> _Dataset listings of figures_
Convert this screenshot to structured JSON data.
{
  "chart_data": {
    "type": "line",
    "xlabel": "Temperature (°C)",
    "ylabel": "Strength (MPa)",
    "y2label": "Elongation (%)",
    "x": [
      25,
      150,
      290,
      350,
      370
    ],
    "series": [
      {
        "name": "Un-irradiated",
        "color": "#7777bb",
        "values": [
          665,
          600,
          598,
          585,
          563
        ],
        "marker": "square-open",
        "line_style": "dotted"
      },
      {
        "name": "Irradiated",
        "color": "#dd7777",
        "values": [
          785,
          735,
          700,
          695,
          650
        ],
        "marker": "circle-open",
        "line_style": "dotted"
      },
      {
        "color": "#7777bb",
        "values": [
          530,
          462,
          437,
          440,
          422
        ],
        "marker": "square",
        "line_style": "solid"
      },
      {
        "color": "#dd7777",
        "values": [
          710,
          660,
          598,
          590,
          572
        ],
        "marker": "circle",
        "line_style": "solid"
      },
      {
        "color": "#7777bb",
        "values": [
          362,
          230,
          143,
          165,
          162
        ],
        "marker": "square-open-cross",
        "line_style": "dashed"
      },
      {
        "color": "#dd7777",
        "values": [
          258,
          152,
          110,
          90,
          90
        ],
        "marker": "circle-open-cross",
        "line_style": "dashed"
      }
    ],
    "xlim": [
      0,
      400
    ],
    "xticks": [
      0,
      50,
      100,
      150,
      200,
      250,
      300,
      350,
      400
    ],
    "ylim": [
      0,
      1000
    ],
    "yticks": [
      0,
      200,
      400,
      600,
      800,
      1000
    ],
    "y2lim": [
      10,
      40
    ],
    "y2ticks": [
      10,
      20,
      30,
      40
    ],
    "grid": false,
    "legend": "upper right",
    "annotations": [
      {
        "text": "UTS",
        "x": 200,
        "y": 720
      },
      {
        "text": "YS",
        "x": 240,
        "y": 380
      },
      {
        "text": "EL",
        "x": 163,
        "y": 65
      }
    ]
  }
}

> _WHAT IS REQUIRED_
From the entries above, list each line with "marker" in it.

> _REPLY TO THE TASK_
        "marker": "square-open",
        "marker": "circle-open",
        "marker": "square",
        "marker": "circle",
        "marker": "square-open-cross",
        "marker": "circle-open-cross",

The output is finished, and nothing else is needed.